*EXERCISE REQUIREMENTS*. What you return should match every record exactly, with the images removed.

*DATA TO PROCESS*.
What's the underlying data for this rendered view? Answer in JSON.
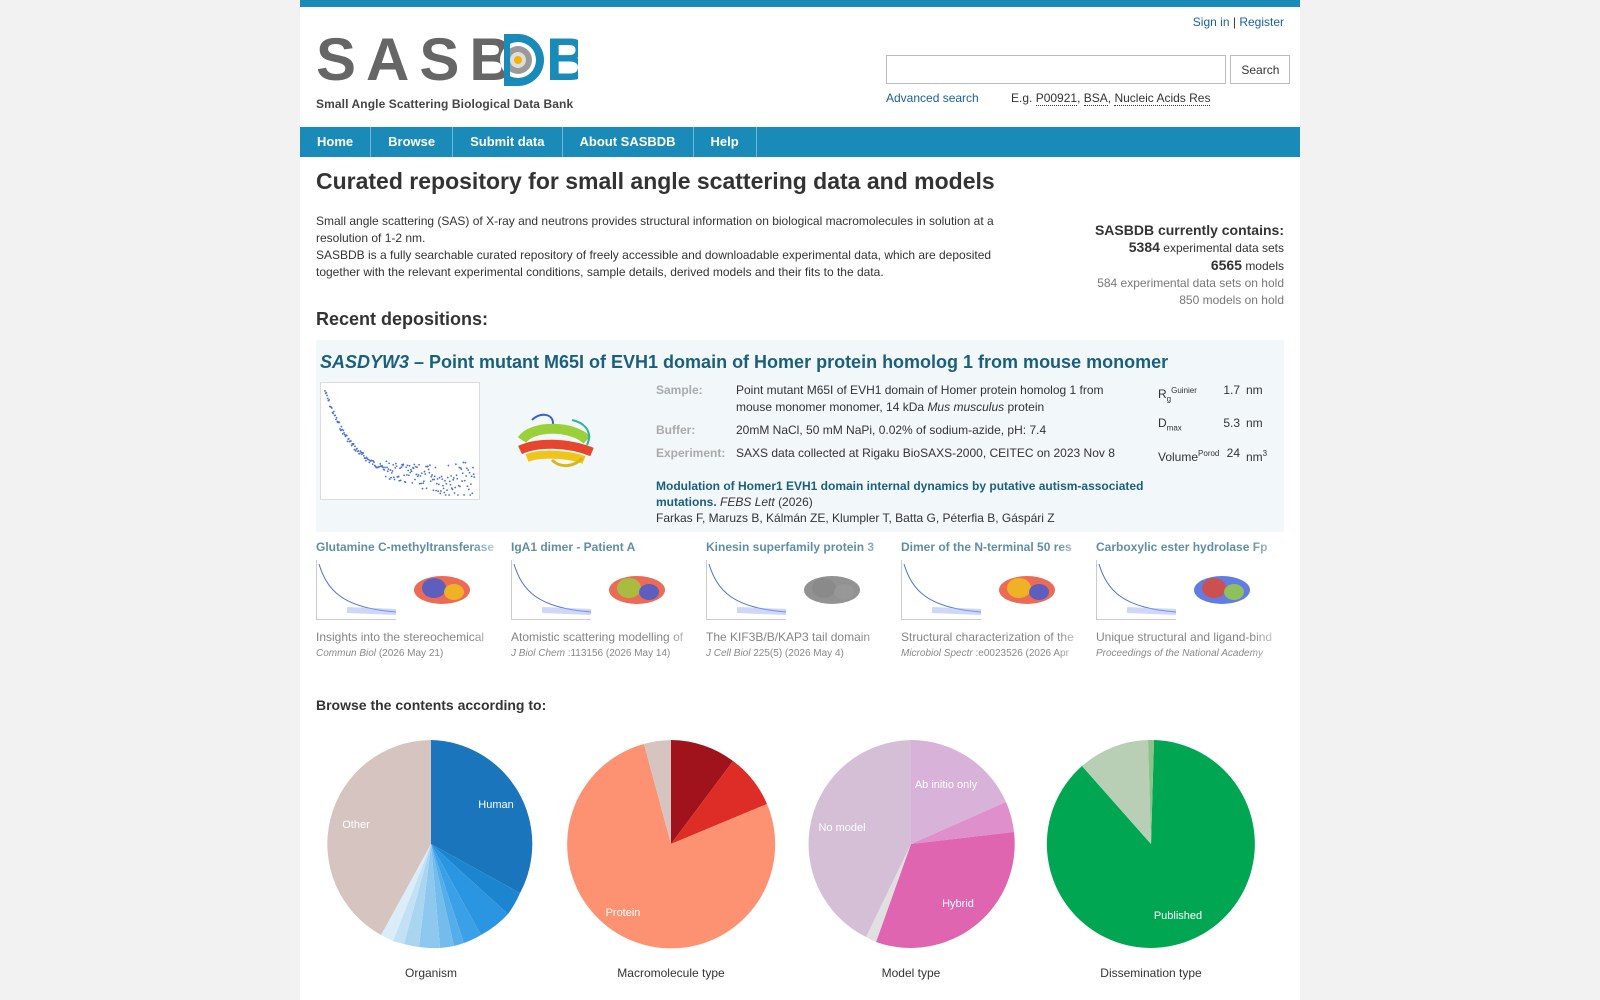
{
  "header": {
    "sign_in": "Sign in",
    "separator": "|",
    "register": "Register",
    "logo_text": "SASBDB",
    "logo_subtitle": "Small Angle Scattering Biological Data Bank",
    "search_placeholder": "",
    "search_button": "Search",
    "advanced_search": "Advanced search",
    "eg_label": "E.g.",
    "examples": [
      "P00921",
      "BSA",
      "Nucleic Acids Res"
    ]
  },
  "nav": [
    "Home",
    "Browse",
    "Submit data",
    "About SASBDB",
    "Help"
  ],
  "page_title": "Curated repository for small angle scattering data and models",
  "intro": {
    "p1": "Small angle scattering (SAS) of X-ray and neutrons provides structural information on biological macromolecules in solution at a resolution of 1-2 nm.",
    "p2": "SASBDB is a fully searchable curated repository of freely accessible and downloadable experimental data, which are deposited together with the relevant experimental conditions, sample details, derived models and their fits to the data."
  },
  "stats": {
    "heading": "SASBDB currently contains:",
    "datasets_count": "5384",
    "datasets_label": "experimental data sets",
    "models_count": "6565",
    "models_label": "models",
    "datasets_hold": "584 experimental data sets on hold",
    "models_hold": "850 models on hold"
  },
  "recent_heading": "Recent depositions:",
  "featured": {
    "code": "SASDYW3",
    "title": "– Point mutant M65I of EVH1 domain of Homer protein homolog 1 from mouse monomer",
    "sample_label": "Sample:",
    "sample_text": "Point mutant M65I of EVH1 domain of Homer protein homolog 1 from mouse monomer monomer, 14 kDa",
    "sample_species": "Mus musculus",
    "sample_suffix": "protein",
    "buffer_label": "Buffer:",
    "buffer_text": "20mM NaCl, 50 mM NaPi, 0.02% of sodium-azide, pH: 7.4",
    "experiment_label": "Experiment:",
    "experiment_text": "SAXS data collected at Rigaku BioSAXS-2000, CEITEC on 2023 Nov 8",
    "pub_title": "Modulation of Homer1 EVH1 domain internal dynamics by putative autism-associated mutations.",
    "pub_journal": "FEBS Lett",
    "pub_year": "(2026)",
    "pub_authors": "Farkas F, Maruzs B, Kálmán ZE, Klumpler T, Batta G, Péterfia B, Gáspári Z",
    "rg_label": "R",
    "rg_sub": "g",
    "rg_sup": "Guinier",
    "rg_value": "1.7",
    "rg_unit": "nm",
    "dmax_label": "D",
    "dmax_sub": "max",
    "dmax_value": "5.3",
    "dmax_unit": "nm",
    "vol_label": "Volume",
    "vol_sup": "Porod",
    "vol_value": "24",
    "vol_unit": "nm",
    "vol_unit_sup": "3"
  },
  "cards": [
    {
      "title": "Glutamine C-methyltransferase",
      "desc": "Insights into the stereochemical",
      "journal": "Commun Biol",
      "cite": "(2026 May 21)"
    },
    {
      "title": "IgA1 dimer - Patient A",
      "desc": "Atomistic scattering modelling of",
      "journal": "J Biol Chem",
      "cite": ":113156 (2026 May 14)"
    },
    {
      "title": "Kinesin superfamily protein 3",
      "desc": "The KIF3B/B/KAP3 tail domain",
      "journal": "J Cell Biol",
      "cite": "225(5) (2026 May 4)"
    },
    {
      "title": "Dimer of the N-terminal 50 res",
      "desc": "Structural characterization of the",
      "journal": "Microbiol Spectr",
      "cite": ":e0023526 (2026 Apr"
    },
    {
      "title": "Carboxylic ester hydrolase Fp",
      "desc": "Unique structural and ligand-bind",
      "journal": "Proceedings of the National Academy",
      "cite": ""
    }
  ],
  "browse_heading": "Browse the contents according to:",
  "pies": [
    {
      "caption": "Organism",
      "labels": [
        "Human",
        "Other"
      ]
    },
    {
      "caption": "Macromolecule type",
      "labels": [
        "Protein"
      ]
    },
    {
      "caption": "Model type",
      "labels": [
        "Ab initio only",
        "No model",
        "Hybrid"
      ]
    },
    {
      "caption": "Dissemination type",
      "labels": [
        "Published"
      ]
    }
  ],
  "colors": {
    "brand": "#1a8bb9",
    "title_blue": "#1a5f7e",
    "link": "#1a5f9e"
  }
}
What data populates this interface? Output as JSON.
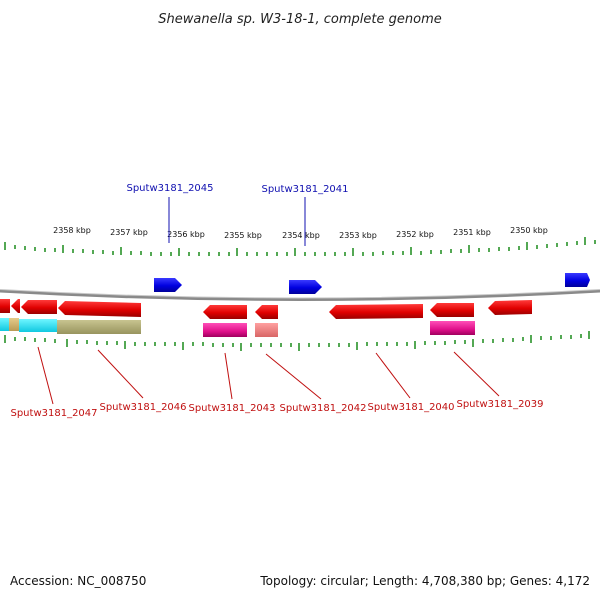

*WRITTEN RESPONSE*.
What's the underlying data for this rendered view? Answer in JSON.
{
  "header": {
    "sign_in": "Sign in",
    "separator": "|",
    "register": "Register",
    "logo_text": "SASBDB",
    "logo_subtitle": "Small Angle Scattering Biological Data Bank",
    "search_placeholder": "",
    "search_button": "Search",
    "advanced_search": "Advanced search",
    "eg_label": "E.g.",
    "examples": [
      "P00921",
      "BSA",
      "Nucleic Acids Res"
    ]
  },
  "nav": [
    "Home",
    "Browse",
    "Submit data",
    "About SASBDB",
    "Help"
  ],
  "page_title": "Curated repository for small angle scattering data and models",
  "intro": {
    "p1": "Small angle scattering (SAS) of X-ray and neutrons provides structural information on biological macromolecules in solution at a resolution of 1-2 nm.",
    "p2": "SASBDB is a fully searchable curated repository of freely accessible and downloadable experimental data, which are deposited together with the relevant experimental conditions, sample details, derived models and their fits to the data."
  },
  "stats": {
    "heading": "SASBDB currently contains:",
    "datasets_count": "5384",
    "datasets_label": "experimental data sets",
    "models_count": "6565",
    "models_label": "models",
    "datasets_hold": "584 experimental data sets on hold",
    "models_hold": "850 models on hold"
  },
  "recent_heading": "Recent depositions:",
  "featured": {
    "code": "SASDYW3",
    "title": "– Point mutant M65I of EVH1 domain of Homer protein homolog 1 from mouse monomer",
    "sample_label": "Sample:",
    "sample_text": "Point mutant M65I of EVH1 domain of Homer protein homolog 1 from mouse monomer monomer, 14 kDa",
    "sample_species": "Mus musculus",
    "sample_suffix": "protein",
    "buffer_label": "Buffer:",
    "buffer_text": "20mM NaCl, 50 mM NaPi, 0.02% of sodium-azide, pH: 7.4",
    "experiment_label": "Experiment:",
    "experiment_text": "SAXS data collected at Rigaku BioSAXS-2000, CEITEC on 2023 Nov 8",
    "pub_title": "Modulation of Homer1 EVH1 domain internal dynamics by putative autism-associated mutations.",
    "pub_journal": "FEBS Lett",
    "pub_year": "(2026)",
    "pub_authors": "Farkas F, Maruzs B, Kálmán ZE, Klumpler T, Batta G, Péterfia B, Gáspári Z",
    "rg_label": "R",
    "rg_sub": "g",
    "rg_sup": "Guinier",
    "rg_value": "1.7",
    "rg_unit": "nm",
    "dmax_label": "D",
    "dmax_sub": "max",
    "dmax_value": "5.3",
    "dmax_unit": "nm",
    "vol_label": "Volume",
    "vol_sup": "Porod",
    "vol_value": "24",
    "vol_unit": "nm",
    "vol_unit_sup": "3"
  },
  "cards": [
    {
      "title": "Glutamine C-methyltransferase",
      "desc": "Insights into the stereochemical",
      "journal": "Commun Biol",
      "cite": "(2026 May 21)"
    },
    {
      "title": "IgA1 dimer - Patient A",
      "desc": "Atomistic scattering modelling of",
      "journal": "J Biol Chem",
      "cite": ":113156 (2026 May 14)"
    },
    {
      "title": "Kinesin superfamily protein 3",
      "desc": "The KIF3B/B/KAP3 tail domain",
      "journal": "J Cell Biol",
      "cite": "225(5) (2026 May 4)"
    },
    {
      "title": "Dimer of the N-terminal 50 res",
      "desc": "Structural characterization of the",
      "journal": "Microbiol Spectr",
      "cite": ":e0023526 (2026 Apr"
    },
    {
      "title": "Carboxylic ester hydrolase Fp",
      "desc": "Unique structural and ligand-bind",
      "journal": "Proceedings of the National Academy",
      "cite": ""
    }
  ],
  "browse_heading": "Browse the contents according to:",
  "pies": [
    {
      "caption": "Organism",
      "labels": [
        "Human",
        "Other"
      ]
    },
    {
      "caption": "Macromolecule type",
      "labels": [
        "Protein"
      ]
    },
    {
      "caption": "Model type",
      "labels": [
        "Ab initio only",
        "No model",
        "Hybrid"
      ]
    },
    {
      "caption": "Dissemination type",
      "labels": [
        "Published"
      ]
    }
  ],
  "colors": {
    "brand": "#1a8bb9",
    "title_blue": "#1a5f7e",
    "link": "#1a5f9e"
  }
}
What data populates this interface? Output as JSON.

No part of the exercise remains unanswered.